----- Supplied data

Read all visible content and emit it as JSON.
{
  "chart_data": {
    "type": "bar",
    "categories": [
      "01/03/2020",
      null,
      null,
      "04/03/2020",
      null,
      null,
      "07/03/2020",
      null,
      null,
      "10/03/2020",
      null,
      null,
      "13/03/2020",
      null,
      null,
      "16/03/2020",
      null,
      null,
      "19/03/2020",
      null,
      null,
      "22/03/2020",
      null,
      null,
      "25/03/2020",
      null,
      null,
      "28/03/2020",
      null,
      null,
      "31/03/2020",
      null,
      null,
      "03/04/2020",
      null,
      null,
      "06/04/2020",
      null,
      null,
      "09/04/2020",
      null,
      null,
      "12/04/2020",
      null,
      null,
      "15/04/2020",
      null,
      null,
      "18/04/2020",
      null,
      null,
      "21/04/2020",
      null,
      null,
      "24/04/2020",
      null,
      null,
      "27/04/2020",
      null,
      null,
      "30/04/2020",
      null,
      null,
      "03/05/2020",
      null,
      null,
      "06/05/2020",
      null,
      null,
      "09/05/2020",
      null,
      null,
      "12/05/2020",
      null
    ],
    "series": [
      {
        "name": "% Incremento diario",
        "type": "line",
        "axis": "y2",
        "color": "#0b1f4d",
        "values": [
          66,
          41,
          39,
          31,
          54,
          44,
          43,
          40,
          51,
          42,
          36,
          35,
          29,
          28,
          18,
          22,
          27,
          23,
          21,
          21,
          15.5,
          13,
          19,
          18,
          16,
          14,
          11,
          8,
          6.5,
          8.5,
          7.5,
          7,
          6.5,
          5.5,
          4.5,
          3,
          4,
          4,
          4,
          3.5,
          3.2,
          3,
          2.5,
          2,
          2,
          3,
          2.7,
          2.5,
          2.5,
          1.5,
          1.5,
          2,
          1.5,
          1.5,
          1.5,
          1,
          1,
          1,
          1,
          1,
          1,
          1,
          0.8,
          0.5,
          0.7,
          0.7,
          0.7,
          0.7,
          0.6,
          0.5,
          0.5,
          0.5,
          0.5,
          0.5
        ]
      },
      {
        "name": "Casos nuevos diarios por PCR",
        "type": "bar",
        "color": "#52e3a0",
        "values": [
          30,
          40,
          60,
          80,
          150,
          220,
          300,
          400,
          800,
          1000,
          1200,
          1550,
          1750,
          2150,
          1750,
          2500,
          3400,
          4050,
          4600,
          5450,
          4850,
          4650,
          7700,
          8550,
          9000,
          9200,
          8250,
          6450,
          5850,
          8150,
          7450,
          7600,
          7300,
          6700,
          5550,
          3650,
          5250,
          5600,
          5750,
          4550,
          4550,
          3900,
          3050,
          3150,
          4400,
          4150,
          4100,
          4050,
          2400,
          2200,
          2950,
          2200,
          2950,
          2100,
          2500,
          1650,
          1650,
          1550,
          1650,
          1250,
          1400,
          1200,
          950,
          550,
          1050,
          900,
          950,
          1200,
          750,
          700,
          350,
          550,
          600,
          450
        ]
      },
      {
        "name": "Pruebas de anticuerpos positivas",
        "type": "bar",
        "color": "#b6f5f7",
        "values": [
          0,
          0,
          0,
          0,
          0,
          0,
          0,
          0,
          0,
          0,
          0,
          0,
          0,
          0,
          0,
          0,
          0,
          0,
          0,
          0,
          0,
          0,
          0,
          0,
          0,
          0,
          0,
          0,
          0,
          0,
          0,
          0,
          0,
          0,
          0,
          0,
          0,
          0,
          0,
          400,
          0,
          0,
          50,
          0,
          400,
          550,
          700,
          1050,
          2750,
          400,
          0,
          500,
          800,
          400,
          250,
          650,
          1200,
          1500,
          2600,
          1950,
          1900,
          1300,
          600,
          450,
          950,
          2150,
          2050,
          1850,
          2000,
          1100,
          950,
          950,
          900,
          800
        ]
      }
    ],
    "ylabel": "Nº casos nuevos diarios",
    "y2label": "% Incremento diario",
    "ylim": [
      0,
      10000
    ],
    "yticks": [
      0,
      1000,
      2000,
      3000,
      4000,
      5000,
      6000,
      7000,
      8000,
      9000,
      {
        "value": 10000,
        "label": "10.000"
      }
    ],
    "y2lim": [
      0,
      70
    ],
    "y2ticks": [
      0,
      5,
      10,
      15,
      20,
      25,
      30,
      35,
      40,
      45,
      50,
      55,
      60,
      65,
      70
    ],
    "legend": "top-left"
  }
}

----------

▶ **Goal**
Write the data from above out again, exactly.

▶ **Exercise result**
Read all visible content and emit it as JSON.
{
  "chart_data": {
    "type": "bar",
    "categories": [
      "01/03/2020",
      null,
      null,
      "04/03/2020",
      null,
      null,
      "07/03/2020",
      null,
      null,
      "10/03/2020",
      null,
      null,
      "13/03/2020",
      null,
      null,
      "16/03/2020",
      null,
      null,
      "19/03/2020",
      null,
      null,
      "22/03/2020",
      null,
      null,
      "25/03/2020",
      null,
      null,
      "28/03/2020",
      null,
      null,
      "31/03/2020",
      null,
      null,
      "03/04/2020",
      null,
      null,
      "06/04/2020",
      null,
      null,
      "09/04/2020",
      null,
      null,
      "12/04/2020",
      null,
      null,
      "15/04/2020",
      null,
      null,
      "18/04/2020",
      null,
      null,
      "21/04/2020",
      null,
      null,
      "24/04/2020",
      null,
      null,
      "27/04/2020",
      null,
      null,
      "30/04/2020",
      null,
      null,
      "03/05/2020",
      null,
      null,
      "06/05/2020",
      null,
      null,
      "09/05/2020",
      null,
      null,
      "12/05/2020",
      null
    ],
    "series": [
      {
        "name": "% Incremento diario",
        "type": "line",
        "axis": "y2",
        "color": "#0b1f4d",
        "values": [
          66,
          41,
          39,
          31,
          54,
          44,
          43,
          40,
          51,
          42,
          36,
          35,
          29,
          28,
          18,
          22,
          27,
          23,
          21,
          21,
          15.5,
          13,
          19,
          18,
          16,
          14,
          11,
          8,
          6.5,
          8.5,
          7.5,
          7,
          6.5,
          5.5,
          4.5,
          3,
          4,
          4,
          4,
          3.5,
          3.2,
          3,
          2.5,
          2,
          2,
          3,
          2.7,
          2.5,
          2.5,
          1.5,
          1.5,
          2,
          1.5,
          1.5,
          1.5,
          1,
          1,
          1,
          1,
          1,
          1,
          1,
          0.8,
          0.5,
          0.7,
          0.7,
          0.7,
          0.7,
          0.6,
          0.5,
          0.5,
          0.5,
          0.5,
          0.5
        ]
      },
      {
        "name": "Casos nuevos diarios por PCR",
        "type": "bar",
        "color": "#52e3a0",
        "values": [
          30,
          40,
          60,
          80,
          150,
          220,
          300,
          400,
          800,
          1000,
          1200,
          1550,
          1750,
          2150,
          1750,
          2500,
          3400,
          4050,
          4600,
          5450,
          4850,
          4650,
          7700,
          8550,
          9000,
          9200,
          8250,
          6450,
          5850,
          8150,
          7450,
          7600,
          7300,
          6700,
          5550,
          3650,
          5250,
          5600,
          5750,
          4550,
          4550,
          3900,
          3050,
          3150,
          4400,
          4150,
          4100,
          4050,
          2400,
          2200,
          2950,
          2200,
          2950,
          2100,
          2500,
          1650,
          1650,
          1550,
          1650,
          1250,
          1400,
          1200,
          950,
          550,
          1050,
          900,
          950,
          1200,
          750,
          700,
          350,
          550,
          600,
          450
        ]
      },
      {
        "name": "Pruebas de anticuerpos positivas",
        "type": "bar",
        "color": "#b6f5f7",
        "values": [
          0,
          0,
          0,
          0,
          0,
          0,
          0,
          0,
          0,
          0,
          0,
          0,
          0,
          0,
          0,
          0,
          0,
          0,
          0,
          0,
          0,
          0,
          0,
          0,
          0,
          0,
          0,
          0,
          0,
          0,
          0,
          0,
          0,
          0,
          0,
          0,
          0,
          0,
          0,
          400,
          0,
          0,
          50,
          0,
          400,
          550,
          700,
          1050,
          2750,
          400,
          0,
          500,
          800,
          400,
          250,
          650,
          1200,
          1500,
          2600,
          1950,
          1900,
          1300,
          600,
          450,
          950,
          2150,
          2050,
          1850,
          2000,
          1100,
          950,
          950,
          900,
          800
        ]
      }
    ],
    "ylabel": "Nº casos nuevos diarios",
    "y2label": "% Incremento diario",
    "ylim": [
      0,
      10000
    ],
    "yticks": [
      0,
      1000,
      2000,
      3000,
      4000,
      5000,
      6000,
      7000,
      8000,
      9000,
      {
        "value": 10000,
        "label": "10.000"
      }
    ],
    "y2lim": [
      0,
      70
    ],
    "y2ticks": [
      0,
      5,
      10,
      15,
      20,
      25,
      30,
      35,
      40,
      45,
      50,
      55,
      60,
      65,
      70
    ],
    "legend": "top-left"
  }
}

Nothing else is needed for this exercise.